WRITTEN REQUEST:
Give the listing again exactly, omitting its images.

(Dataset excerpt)
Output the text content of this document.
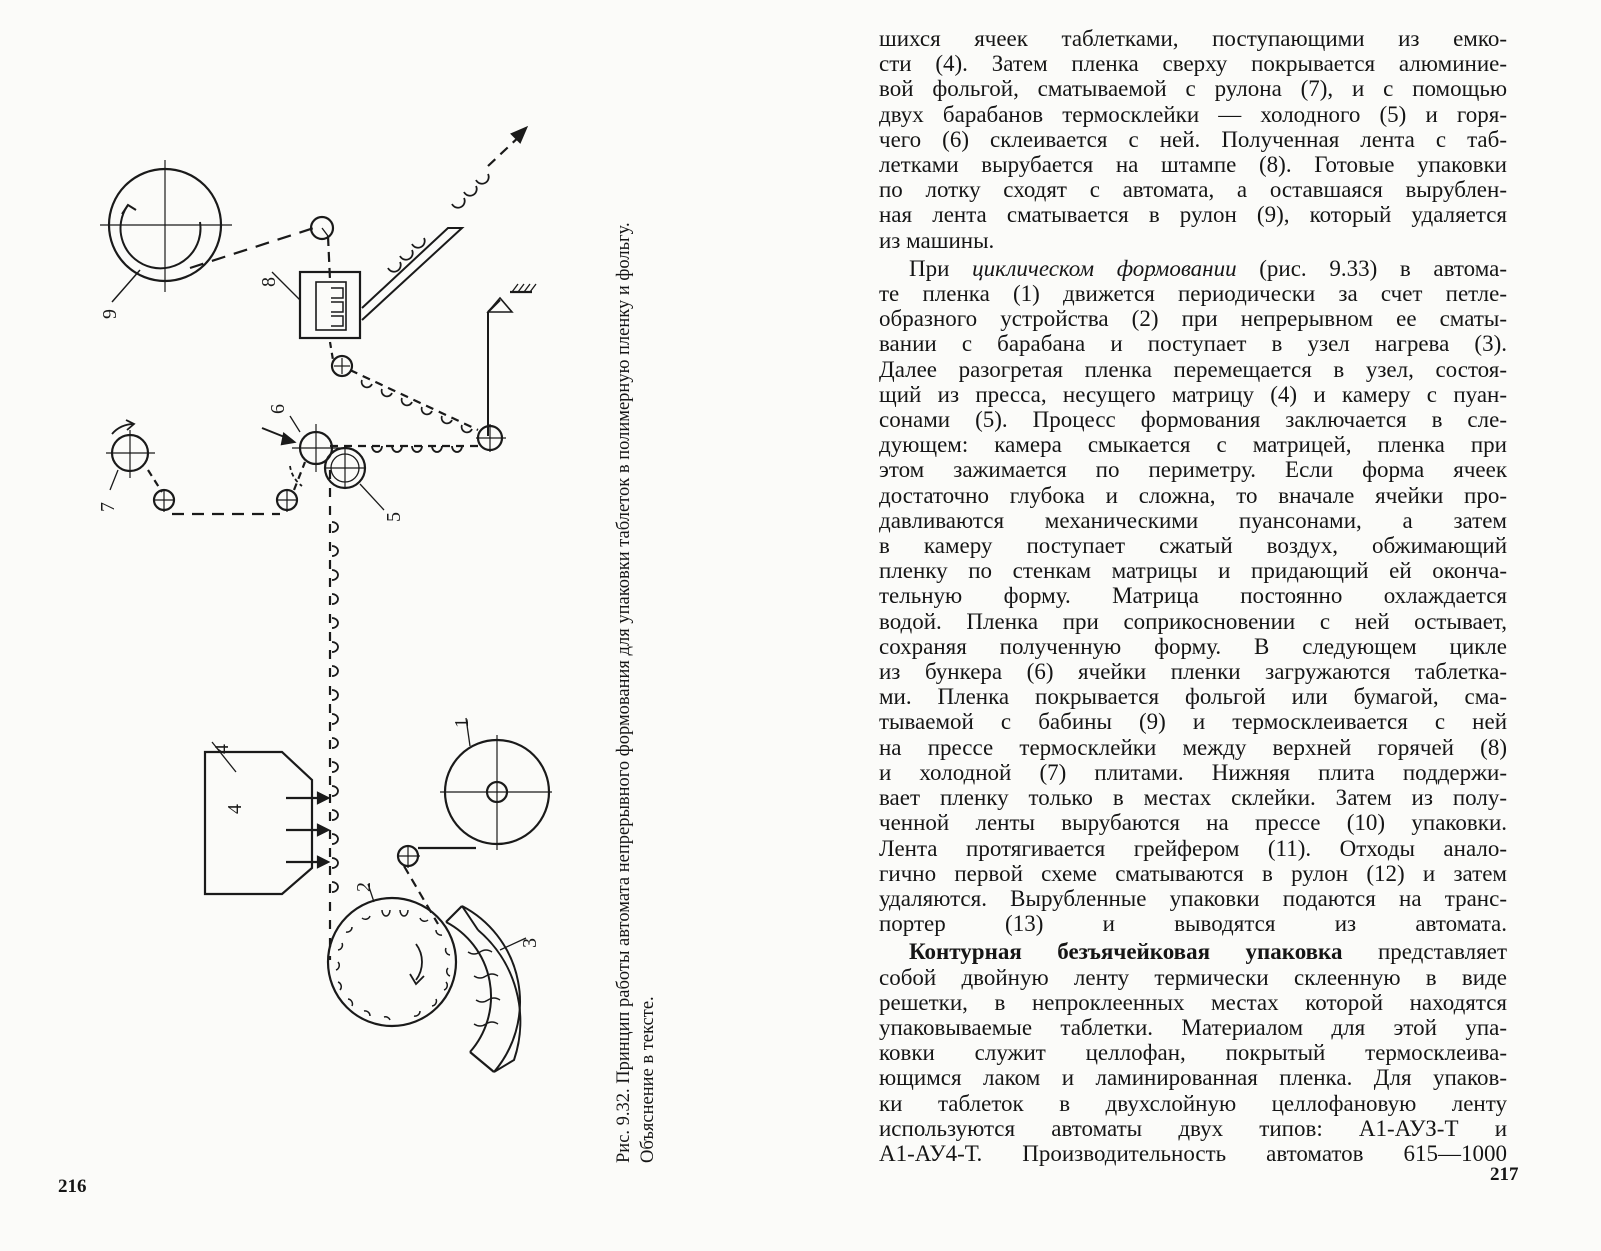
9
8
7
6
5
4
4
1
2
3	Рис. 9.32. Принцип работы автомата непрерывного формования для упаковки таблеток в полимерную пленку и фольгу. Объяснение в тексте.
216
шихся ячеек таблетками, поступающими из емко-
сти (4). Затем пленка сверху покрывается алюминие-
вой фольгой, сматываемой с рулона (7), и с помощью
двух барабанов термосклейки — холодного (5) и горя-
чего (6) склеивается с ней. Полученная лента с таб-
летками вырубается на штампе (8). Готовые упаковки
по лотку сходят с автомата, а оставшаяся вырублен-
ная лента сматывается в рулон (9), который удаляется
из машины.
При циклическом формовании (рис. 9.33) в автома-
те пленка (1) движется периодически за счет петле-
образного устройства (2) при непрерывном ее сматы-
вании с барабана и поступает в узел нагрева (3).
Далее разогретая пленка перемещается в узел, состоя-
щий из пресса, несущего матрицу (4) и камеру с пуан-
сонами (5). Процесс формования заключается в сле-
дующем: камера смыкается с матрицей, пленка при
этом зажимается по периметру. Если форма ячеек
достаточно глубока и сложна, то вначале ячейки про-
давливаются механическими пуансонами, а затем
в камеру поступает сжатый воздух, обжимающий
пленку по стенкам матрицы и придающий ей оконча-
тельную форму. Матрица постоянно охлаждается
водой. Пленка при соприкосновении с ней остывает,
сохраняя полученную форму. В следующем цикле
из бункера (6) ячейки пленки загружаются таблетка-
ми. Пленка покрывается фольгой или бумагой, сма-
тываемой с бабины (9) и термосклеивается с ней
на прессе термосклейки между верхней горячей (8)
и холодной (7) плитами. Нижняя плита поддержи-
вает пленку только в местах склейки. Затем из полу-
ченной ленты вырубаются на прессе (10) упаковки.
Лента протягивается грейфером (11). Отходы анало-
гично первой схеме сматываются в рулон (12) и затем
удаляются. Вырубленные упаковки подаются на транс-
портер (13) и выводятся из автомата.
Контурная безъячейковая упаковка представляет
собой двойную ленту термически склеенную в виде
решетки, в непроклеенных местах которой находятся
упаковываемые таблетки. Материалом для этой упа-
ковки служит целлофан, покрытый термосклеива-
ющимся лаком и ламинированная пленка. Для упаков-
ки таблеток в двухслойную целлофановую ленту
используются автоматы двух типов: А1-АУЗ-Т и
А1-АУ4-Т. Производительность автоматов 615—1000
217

SOLUTION:
Output the text content of this document.
9
8
7
6
5
4
4
1
2
3	Рис. 9.32. Принцип работы автомата непрерывного формования для упаковки таблеток в полимерную пленку и фольгу. Объяснение в тексте.
216
шихся ячеек таблетками, поступающими из емко-
сти (4). Затем пленка сверху покрывается алюминие-
вой фольгой, сматываемой с рулона (7), и с помощью
двух барабанов термосклейки — холодного (5) и горя-
чего (6) склеивается с ней. Полученная лента с таб-
летками вырубается на штампе (8). Готовые упаковки
по лотку сходят с автомата, а оставшаяся вырублен-
ная лента сматывается в рулон (9), который удаляется
из машины.
При циклическом формовании (рис. 9.33) в автома-
те пленка (1) движется периодически за счет петле-
образного устройства (2) при непрерывном ее сматы-
вании с барабана и поступает в узел нагрева (3).
Далее разогретая пленка перемещается в узел, состоя-
щий из пресса, несущего матрицу (4) и камеру с пуан-
сонами (5). Процесс формования заключается в сле-
дующем: камера смыкается с матрицей, пленка при
этом зажимается по периметру. Если форма ячеек
достаточно глубока и сложна, то вначале ячейки про-
давливаются механическими пуансонами, а затем
в камеру поступает сжатый воздух, обжимающий
пленку по стенкам матрицы и придающий ей оконча-
тельную форму. Матрица постоянно охлаждается
водой. Пленка при соприкосновении с ней остывает,
сохраняя полученную форму. В следующем цикле
из бункера (6) ячейки пленки загружаются таблетка-
ми. Пленка покрывается фольгой или бумагой, сма-
тываемой с бабины (9) и термосклеивается с ней
на прессе термосклейки между верхней горячей (8)
и холодной (7) плитами. Нижняя плита поддержи-
вает пленку только в местах склейки. Затем из полу-
ченной ленты вырубаются на прессе (10) упаковки.
Лента протягивается грейфером (11). Отходы анало-
гично первой схеме сматываются в рулон (12) и затем
удаляются. Вырубленные упаковки подаются на транс-
портер (13) и выводятся из автомата.
Контурная безъячейковая упаковка представляет
собой двойную ленту термически склеенную в виде
решетки, в непроклеенных местах которой находятся
упаковываемые таблетки. Материалом для этой упа-
ковки служит целлофан, покрытый термосклеива-
ющимся лаком и ламинированная пленка. Для упаков-
ки таблеток в двухслойную целлофановую ленту
используются автоматы двух типов: А1-АУЗ-Т и
А1-АУ4-Т. Производительность автоматов 615—1000
217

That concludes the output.